• _What you should do_: Write out all the data again, exactly as it stands.
-*-*-
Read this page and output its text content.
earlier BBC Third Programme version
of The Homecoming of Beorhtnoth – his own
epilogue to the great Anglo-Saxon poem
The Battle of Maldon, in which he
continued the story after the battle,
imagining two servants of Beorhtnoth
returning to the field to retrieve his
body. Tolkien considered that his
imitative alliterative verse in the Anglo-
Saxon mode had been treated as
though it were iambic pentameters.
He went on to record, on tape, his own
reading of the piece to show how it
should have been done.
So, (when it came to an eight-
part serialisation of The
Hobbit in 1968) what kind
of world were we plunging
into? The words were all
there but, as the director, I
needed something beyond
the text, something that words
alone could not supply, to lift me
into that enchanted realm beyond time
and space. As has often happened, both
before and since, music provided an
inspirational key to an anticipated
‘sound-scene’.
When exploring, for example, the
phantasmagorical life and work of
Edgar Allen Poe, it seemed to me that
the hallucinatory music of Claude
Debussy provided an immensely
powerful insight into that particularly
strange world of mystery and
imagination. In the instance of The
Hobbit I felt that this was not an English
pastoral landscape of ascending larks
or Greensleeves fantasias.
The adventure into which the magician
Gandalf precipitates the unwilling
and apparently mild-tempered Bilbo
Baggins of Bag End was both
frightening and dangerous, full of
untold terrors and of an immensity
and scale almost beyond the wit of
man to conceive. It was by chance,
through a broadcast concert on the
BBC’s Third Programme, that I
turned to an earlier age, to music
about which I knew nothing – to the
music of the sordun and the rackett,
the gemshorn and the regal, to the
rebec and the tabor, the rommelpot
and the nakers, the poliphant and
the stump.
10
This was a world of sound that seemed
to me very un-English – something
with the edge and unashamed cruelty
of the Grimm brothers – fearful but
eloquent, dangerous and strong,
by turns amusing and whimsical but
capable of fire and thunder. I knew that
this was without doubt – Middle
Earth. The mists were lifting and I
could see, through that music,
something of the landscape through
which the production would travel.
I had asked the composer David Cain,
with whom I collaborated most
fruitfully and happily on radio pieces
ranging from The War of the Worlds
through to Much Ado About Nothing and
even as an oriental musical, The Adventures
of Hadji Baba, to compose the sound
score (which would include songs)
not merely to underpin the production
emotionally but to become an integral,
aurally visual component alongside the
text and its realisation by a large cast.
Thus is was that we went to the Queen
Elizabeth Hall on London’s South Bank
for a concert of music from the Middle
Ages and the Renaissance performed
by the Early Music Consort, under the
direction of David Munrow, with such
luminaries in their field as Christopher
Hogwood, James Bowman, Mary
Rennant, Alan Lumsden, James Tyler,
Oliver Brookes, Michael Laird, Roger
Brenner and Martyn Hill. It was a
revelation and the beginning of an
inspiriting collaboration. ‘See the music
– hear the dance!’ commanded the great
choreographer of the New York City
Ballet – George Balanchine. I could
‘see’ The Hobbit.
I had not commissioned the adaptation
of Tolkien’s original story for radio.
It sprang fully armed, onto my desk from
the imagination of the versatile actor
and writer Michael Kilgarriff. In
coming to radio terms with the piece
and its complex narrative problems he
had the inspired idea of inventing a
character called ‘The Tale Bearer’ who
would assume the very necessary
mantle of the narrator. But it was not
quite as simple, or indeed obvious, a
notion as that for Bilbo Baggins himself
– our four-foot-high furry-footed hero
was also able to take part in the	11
-*-*-
• _Written response_:
Read this page and output its text content.
earlier BBC Third Programme version
of The Homecoming of Beorhtnoth – his own
epilogue to the great Anglo-Saxon poem
The Battle of Maldon, in which he
continued the story after the battle,
imagining two servants of Beorhtnoth
returning to the field to retrieve his
body. Tolkien considered that his
imitative alliterative verse in the Anglo-
Saxon mode had been treated as
though it were iambic pentameters.
He went on to record, on tape, his own
reading of the piece to show how it
should have been done.
So, (when it came to an eight-
part serialisation of The
Hobbit in 1968) what kind
of world were we plunging
into? The words were all
there but, as the director, I
needed something beyond
the text, something that words
alone could not supply, to lift me
into that enchanted realm beyond time
and space. As has often happened, both
before and since, music provided an
inspirational key to an anticipated
‘sound-scene’.
When exploring, for example, the
phantasmagorical life and work of
Edgar Allen Poe, it seemed to me that
the hallucinatory music of Claude
Debussy provided an immensely
powerful insight into that particularly
strange world of mystery and
imagination. In the instance of The
Hobbit I felt that this was not an English
pastoral landscape of ascending larks
or Greensleeves fantasias.
The adventure into which the magician
Gandalf precipitates the unwilling
and apparently mild-tempered Bilbo
Baggins of Bag End was both
frightening and dangerous, full of
untold terrors and of an immensity
and scale almost beyond the wit of
man to conceive. It was by chance,
through a broadcast concert on the
BBC’s Third Programme, that I
turned to an earlier age, to music
about which I knew nothing – to the
music of the sordun and the rackett,
the gemshorn and the regal, to the
rebec and the tabor, the rommelpot
and the nakers, the poliphant and
the stump.
10
This was a world of sound that seemed
to me very un-English – something
with the edge and unashamed cruelty
of the Grimm brothers – fearful but
eloquent, dangerous and strong,
by turns amusing and whimsical but
capable of fire and thunder. I knew that
this was without doubt – Middle
Earth. The mists were lifting and I
could see, through that music,
something of the landscape through
which the production would travel.
I had asked the composer David Cain,
with whom I collaborated most
fruitfully and happily on radio pieces
ranging from The War of the Worlds
through to Much Ado About Nothing and
even as an oriental musical, The Adventures
of Hadji Baba, to compose the sound
score (which would include songs)
not merely to underpin the production
emotionally but to become an integral,
aurally visual component alongside the
text and its realisation by a large cast.
Thus is was that we went to the Queen
Elizabeth Hall on London’s South Bank
for a concert of music from the Middle
Ages and the Renaissance performed
by the Early Music Consort, under the
direction of David Munrow, with such
luminaries in their field as Christopher
Hogwood, James Bowman, Mary
Rennant, Alan Lumsden, James Tyler,
Oliver Brookes, Michael Laird, Roger
Brenner and Martyn Hill. It was a
revelation and the beginning of an
inspiriting collaboration. ‘See the music
– hear the dance!’ commanded the great
choreographer of the New York City
Ballet – George Balanchine. I could
‘see’ The Hobbit.
I had not commissioned the adaptation
of Tolkien’s original story for radio.
It sprang fully armed, onto my desk from
the imagination of the versatile actor
and writer Michael Kilgarriff. In
coming to radio terms with the piece
and its complex narrative problems he
had the inspired idea of inventing a
character called ‘The Tale Bearer’ who
would assume the very necessary
mantle of the narrator. But it was not
quite as simple, or indeed obvious, a
notion as that for Bilbo Baggins himself
– our four-foot-high furry-footed hero
was also able to take part in the	11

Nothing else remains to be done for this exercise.